Stated goal -
Please substitute "text-block" for every "paragraph" in the lines below, copying everything from the start of the lines down to the line containing "page-edge-mark: [1544, 28, 1551, 2245]" with nothing else changed.
* BEGIN Given entries *
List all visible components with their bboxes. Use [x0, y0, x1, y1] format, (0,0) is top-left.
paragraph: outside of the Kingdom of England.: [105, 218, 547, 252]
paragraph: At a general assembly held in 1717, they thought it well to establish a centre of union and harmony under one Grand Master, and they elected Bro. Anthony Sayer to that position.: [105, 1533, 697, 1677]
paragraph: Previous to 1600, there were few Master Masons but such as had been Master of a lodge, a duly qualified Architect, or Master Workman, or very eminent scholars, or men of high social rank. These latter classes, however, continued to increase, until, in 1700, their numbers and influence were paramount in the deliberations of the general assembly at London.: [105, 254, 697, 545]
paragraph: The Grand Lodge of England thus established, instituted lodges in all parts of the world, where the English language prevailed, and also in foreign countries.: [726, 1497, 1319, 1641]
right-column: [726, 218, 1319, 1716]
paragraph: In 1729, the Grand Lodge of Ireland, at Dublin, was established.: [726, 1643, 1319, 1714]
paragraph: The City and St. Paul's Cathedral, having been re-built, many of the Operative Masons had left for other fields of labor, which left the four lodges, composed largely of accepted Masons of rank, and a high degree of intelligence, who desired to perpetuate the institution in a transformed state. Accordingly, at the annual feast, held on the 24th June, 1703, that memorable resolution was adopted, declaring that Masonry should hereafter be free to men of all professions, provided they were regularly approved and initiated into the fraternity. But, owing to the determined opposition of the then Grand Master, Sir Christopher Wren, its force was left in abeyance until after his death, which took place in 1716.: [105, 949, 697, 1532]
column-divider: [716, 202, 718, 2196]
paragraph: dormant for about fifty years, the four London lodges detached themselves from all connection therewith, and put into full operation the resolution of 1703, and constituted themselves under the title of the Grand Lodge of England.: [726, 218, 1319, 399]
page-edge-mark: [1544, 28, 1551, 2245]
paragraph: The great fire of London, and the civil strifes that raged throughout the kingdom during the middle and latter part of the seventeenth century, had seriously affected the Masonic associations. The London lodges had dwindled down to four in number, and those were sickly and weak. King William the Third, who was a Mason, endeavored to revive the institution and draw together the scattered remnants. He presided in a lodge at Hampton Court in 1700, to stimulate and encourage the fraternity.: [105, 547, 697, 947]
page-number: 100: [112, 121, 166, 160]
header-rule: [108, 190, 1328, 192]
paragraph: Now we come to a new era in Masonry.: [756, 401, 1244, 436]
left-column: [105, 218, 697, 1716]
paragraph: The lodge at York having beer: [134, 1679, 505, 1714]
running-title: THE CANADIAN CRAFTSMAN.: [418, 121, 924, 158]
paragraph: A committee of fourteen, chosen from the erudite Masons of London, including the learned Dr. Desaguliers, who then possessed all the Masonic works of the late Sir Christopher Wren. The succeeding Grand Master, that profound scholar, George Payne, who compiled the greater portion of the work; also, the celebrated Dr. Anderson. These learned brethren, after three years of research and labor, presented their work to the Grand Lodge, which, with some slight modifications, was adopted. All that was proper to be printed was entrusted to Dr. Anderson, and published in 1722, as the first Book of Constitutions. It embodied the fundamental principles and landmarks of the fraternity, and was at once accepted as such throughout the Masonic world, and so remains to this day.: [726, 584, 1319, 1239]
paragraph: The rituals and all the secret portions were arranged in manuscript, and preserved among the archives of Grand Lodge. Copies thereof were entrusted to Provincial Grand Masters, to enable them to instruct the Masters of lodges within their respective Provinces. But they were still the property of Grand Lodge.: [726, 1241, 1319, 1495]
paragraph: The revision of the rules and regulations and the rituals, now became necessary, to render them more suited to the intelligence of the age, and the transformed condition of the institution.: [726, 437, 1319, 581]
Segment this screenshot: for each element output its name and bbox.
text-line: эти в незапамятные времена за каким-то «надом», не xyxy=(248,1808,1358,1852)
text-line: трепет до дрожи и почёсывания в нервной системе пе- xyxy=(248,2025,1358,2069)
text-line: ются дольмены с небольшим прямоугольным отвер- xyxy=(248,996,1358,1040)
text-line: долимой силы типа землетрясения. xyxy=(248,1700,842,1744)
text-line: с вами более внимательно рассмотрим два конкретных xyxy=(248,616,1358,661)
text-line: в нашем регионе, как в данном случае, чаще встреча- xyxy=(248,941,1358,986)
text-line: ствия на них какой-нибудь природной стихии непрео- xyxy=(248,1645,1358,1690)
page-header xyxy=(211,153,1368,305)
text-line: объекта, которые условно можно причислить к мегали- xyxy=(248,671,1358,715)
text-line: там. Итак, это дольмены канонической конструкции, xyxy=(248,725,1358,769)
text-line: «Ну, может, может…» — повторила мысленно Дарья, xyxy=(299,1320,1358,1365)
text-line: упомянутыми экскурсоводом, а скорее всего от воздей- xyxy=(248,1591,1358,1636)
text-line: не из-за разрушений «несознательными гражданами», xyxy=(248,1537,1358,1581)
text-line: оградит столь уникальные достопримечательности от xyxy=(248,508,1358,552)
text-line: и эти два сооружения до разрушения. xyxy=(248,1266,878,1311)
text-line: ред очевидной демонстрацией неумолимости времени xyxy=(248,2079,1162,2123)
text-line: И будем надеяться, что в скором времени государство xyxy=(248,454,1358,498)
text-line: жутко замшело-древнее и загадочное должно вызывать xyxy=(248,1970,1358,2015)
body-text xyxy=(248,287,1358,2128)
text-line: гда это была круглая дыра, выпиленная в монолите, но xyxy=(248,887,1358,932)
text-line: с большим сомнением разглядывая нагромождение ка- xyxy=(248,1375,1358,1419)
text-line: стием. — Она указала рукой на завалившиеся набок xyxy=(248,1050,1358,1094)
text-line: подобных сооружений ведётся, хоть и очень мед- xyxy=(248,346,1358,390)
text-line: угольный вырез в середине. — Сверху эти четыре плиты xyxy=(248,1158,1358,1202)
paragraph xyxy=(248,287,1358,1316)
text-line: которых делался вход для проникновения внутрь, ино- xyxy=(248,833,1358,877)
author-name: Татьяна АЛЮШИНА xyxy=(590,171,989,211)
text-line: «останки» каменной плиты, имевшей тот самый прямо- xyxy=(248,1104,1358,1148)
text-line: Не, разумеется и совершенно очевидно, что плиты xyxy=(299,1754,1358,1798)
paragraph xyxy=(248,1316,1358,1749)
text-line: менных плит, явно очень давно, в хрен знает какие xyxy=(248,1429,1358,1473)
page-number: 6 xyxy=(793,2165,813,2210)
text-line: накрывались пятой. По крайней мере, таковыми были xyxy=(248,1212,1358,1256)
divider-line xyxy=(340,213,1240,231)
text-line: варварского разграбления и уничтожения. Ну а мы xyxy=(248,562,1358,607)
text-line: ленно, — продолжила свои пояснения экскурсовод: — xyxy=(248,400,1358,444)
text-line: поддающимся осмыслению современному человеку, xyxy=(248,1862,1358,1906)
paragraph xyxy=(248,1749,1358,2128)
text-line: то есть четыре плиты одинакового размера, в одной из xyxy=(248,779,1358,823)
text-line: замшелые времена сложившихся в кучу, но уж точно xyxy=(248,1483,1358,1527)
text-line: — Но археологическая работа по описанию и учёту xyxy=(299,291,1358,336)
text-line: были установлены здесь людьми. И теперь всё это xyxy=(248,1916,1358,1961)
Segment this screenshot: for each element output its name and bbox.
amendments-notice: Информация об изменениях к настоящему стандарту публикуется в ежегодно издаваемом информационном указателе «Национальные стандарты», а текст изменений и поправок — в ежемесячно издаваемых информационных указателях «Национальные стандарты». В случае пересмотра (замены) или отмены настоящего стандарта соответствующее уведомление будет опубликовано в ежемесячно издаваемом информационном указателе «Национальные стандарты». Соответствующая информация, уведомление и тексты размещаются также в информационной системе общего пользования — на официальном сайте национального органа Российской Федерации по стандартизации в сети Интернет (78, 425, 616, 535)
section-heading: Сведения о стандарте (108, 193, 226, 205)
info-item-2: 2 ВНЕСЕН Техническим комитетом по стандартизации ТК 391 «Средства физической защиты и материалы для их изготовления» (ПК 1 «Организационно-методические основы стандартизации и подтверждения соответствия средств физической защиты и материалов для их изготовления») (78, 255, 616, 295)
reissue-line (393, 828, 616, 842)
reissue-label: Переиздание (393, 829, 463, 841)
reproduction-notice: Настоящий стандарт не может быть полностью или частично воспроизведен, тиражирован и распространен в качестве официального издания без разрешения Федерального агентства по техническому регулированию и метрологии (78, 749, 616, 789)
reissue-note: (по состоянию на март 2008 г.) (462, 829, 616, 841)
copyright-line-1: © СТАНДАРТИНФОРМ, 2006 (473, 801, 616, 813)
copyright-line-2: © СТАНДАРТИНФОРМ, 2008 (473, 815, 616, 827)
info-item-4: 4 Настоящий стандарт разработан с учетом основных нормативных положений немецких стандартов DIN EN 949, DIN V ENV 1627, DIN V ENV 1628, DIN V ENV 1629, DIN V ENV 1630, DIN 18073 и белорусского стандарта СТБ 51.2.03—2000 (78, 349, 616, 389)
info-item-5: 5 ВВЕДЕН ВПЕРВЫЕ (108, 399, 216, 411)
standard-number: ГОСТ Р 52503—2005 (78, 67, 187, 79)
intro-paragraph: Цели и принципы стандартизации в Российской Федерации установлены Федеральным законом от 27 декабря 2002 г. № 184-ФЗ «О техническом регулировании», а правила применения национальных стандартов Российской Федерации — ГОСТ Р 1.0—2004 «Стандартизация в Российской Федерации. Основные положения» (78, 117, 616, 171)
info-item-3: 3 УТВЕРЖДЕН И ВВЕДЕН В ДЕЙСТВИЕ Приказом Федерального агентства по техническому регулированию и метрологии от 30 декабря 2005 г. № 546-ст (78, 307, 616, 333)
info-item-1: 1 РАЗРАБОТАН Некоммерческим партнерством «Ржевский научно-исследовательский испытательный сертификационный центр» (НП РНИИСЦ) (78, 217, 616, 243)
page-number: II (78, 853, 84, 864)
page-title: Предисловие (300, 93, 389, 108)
* END Given entries *
Solved exercise -
List all visible components with their bboxes. Use [x0, y0, x1, y1] format, (0,0) is top-left.
text-block: outside of the Kingdom of England.: [105, 218, 547, 252]
text-block: At a general assembly held in 1717, they thought it well to establish a centre of union and harmony under one Grand Master, and they elected Bro. Anthony Sayer to that position.: [105, 1533, 697, 1677]
text-block: Previous to 1600, there were few Master Masons but such as had been Master of a lodge, a duly qualified Architect, or Master Workman, or very eminent scholars, or men of high social rank. These latter classes, however, continued to increase, until, in 1700, their numbers and influence were paramount in the deliberations of the general assembly at London.: [105, 254, 697, 545]
text-block: The Grand Lodge of England thus established, instituted lodges in all parts of the world, where the English language prevailed, and also in foreign countries.: [726, 1497, 1319, 1641]
right-column: [726, 218, 1319, 1716]
text-block: In 1729, the Grand Lodge of Ireland, at Dublin, was established.: [726, 1643, 1319, 1714]
text-block: The City and St. Paul's Cathedral, having been re-built, many of the Operative Masons had left for other fields of labor, which left the four lodges, composed largely of accepted Masons of rank, and a high degree of intelligence, who desired to perpetuate the institution in a transformed state. Accordingly, at the annual feast, held on the 24th June, 1703, that memorable resolution was adopted, declaring that Masonry should hereafter be free to men of all professions, provided they were regularly approved and initiated into the fraternity. But, owing to the determined opposition of the then Grand Master, Sir Christopher Wren, its force was left in abeyance until after his death, which took place in 1716.: [105, 949, 697, 1532]
column-divider: [716, 202, 718, 2196]
text-block: dormant for about fifty years, the four London lodges detached themselves from all connection therewith, and put into full operation the resolution of 1703, and constituted themselves under the title of the Grand Lodge of England.: [726, 218, 1319, 399]
page-edge-mark: [1544, 28, 1551, 2245]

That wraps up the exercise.